[Entries taken from a collection]
□ □ □

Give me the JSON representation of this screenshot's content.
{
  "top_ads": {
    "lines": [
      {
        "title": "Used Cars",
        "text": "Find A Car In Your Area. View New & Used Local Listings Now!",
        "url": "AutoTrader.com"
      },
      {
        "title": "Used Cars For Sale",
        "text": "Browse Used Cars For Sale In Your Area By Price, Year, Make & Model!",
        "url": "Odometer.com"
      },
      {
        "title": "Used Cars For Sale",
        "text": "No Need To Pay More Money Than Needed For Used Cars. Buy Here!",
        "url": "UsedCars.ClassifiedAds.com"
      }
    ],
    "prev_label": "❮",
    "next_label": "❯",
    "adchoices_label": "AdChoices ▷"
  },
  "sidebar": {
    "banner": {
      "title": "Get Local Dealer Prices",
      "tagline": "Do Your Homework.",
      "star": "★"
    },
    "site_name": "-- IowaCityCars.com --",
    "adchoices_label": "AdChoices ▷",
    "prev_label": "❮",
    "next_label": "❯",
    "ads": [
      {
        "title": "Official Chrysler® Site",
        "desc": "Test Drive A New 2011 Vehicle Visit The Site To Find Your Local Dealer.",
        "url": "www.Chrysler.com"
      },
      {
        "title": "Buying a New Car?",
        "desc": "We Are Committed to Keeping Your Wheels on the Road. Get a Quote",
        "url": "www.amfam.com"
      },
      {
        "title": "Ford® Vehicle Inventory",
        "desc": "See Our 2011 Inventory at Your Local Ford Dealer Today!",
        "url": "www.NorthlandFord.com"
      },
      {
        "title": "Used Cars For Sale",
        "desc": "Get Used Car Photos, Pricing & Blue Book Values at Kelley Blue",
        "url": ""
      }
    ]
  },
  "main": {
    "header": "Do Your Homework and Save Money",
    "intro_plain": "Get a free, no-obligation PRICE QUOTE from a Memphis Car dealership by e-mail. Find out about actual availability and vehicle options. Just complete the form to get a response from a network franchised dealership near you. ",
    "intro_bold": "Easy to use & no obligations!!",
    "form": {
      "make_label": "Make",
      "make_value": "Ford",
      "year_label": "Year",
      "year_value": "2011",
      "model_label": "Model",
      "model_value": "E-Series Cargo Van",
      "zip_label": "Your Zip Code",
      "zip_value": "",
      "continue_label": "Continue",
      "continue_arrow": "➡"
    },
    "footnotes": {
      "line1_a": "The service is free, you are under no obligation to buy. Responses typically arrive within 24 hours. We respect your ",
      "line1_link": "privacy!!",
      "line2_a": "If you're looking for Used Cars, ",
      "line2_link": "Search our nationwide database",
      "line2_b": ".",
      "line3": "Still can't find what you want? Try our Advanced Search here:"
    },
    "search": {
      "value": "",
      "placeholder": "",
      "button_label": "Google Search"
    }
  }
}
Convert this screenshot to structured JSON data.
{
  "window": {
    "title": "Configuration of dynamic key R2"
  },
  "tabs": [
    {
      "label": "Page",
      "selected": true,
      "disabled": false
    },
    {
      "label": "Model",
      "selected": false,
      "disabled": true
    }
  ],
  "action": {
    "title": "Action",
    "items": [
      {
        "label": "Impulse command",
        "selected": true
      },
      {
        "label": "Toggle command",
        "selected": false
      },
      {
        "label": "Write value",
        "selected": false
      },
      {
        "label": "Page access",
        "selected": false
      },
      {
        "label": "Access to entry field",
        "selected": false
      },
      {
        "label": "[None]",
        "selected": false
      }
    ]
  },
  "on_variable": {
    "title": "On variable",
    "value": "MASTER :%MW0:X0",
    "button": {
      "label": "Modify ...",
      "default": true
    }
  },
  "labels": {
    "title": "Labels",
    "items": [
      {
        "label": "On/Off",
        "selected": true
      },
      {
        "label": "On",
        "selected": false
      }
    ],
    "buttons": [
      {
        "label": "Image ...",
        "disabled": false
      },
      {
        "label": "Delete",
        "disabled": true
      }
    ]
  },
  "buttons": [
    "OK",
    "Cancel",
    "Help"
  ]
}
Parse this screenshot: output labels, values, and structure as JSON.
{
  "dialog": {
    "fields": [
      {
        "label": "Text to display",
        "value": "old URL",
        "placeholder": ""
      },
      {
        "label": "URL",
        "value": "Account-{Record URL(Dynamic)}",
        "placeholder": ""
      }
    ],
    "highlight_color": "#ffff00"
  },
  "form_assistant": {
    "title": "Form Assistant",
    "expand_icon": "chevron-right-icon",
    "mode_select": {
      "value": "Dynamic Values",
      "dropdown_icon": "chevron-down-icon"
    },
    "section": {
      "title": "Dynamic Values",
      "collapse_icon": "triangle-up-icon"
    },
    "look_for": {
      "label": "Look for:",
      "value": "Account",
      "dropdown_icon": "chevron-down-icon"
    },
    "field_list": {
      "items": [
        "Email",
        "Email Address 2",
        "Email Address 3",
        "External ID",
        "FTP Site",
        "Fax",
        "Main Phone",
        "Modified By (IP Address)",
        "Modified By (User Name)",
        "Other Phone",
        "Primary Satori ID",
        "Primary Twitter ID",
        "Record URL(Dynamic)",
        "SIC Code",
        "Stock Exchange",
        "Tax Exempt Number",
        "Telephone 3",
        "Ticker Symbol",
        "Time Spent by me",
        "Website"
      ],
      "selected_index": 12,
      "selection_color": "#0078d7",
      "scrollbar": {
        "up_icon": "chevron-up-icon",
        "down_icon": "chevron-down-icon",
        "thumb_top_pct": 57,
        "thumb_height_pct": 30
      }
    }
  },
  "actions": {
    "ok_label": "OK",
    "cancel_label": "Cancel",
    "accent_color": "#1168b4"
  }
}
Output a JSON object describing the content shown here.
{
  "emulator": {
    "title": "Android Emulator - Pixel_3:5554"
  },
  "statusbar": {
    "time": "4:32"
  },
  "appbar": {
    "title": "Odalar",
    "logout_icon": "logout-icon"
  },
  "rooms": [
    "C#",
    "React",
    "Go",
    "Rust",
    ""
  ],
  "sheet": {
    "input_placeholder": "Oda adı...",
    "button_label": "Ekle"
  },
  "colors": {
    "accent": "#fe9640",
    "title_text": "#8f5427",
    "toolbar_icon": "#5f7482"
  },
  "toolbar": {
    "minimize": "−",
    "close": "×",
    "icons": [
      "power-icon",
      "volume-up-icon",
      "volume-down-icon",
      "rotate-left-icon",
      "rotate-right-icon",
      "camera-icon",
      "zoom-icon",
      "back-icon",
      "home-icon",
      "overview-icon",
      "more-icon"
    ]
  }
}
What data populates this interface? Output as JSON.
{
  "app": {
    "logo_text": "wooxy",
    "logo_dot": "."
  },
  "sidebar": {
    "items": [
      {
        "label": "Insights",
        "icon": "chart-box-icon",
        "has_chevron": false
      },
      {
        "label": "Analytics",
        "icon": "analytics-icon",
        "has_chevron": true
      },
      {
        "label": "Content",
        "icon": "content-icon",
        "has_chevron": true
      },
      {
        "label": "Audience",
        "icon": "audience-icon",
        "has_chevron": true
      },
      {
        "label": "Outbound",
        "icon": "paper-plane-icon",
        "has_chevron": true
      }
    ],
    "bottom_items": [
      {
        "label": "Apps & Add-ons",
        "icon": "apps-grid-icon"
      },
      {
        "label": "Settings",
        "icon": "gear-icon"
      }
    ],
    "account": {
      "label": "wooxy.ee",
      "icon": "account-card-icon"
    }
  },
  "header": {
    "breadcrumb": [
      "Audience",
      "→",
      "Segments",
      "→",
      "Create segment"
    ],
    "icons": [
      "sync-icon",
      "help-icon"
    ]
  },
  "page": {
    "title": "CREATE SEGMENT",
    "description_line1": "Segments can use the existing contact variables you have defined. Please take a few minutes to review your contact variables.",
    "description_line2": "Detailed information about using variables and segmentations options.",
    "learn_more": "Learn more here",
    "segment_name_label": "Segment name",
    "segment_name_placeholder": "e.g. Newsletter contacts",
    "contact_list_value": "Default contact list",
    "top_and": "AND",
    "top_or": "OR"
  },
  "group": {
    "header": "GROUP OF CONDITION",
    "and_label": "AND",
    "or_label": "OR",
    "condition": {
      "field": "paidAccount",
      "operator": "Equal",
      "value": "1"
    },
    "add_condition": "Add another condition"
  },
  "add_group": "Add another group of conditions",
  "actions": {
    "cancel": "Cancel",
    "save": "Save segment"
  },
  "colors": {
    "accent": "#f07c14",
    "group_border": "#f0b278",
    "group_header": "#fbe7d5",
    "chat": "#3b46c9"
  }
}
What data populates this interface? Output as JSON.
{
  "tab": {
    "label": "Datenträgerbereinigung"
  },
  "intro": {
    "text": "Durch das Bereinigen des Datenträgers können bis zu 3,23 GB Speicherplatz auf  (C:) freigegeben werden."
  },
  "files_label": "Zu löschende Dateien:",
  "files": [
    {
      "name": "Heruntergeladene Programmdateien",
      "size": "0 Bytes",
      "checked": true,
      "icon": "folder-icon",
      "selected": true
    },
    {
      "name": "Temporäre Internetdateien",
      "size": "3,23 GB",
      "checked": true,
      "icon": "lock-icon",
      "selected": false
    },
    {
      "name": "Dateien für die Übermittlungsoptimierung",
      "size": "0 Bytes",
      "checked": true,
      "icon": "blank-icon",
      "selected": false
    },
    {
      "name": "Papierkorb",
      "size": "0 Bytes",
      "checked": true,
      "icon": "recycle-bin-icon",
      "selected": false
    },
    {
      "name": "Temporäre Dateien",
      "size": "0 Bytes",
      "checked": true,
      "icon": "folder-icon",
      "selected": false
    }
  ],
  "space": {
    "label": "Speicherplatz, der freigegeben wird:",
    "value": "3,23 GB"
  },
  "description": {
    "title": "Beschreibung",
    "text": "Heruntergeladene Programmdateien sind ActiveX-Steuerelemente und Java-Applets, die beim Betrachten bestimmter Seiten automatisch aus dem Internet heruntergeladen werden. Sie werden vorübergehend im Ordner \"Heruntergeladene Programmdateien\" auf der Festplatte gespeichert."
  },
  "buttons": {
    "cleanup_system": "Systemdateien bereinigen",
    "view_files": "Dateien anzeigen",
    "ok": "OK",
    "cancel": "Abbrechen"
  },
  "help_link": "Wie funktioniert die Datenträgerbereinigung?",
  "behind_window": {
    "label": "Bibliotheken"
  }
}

□ □ □

**Objective**
Go through the records above, find every line with the word "Homework", and list those lines.

**Complete answer**
      "tagline": "Do Your Homework.",
    "header": "Do Your Homework and Save Money",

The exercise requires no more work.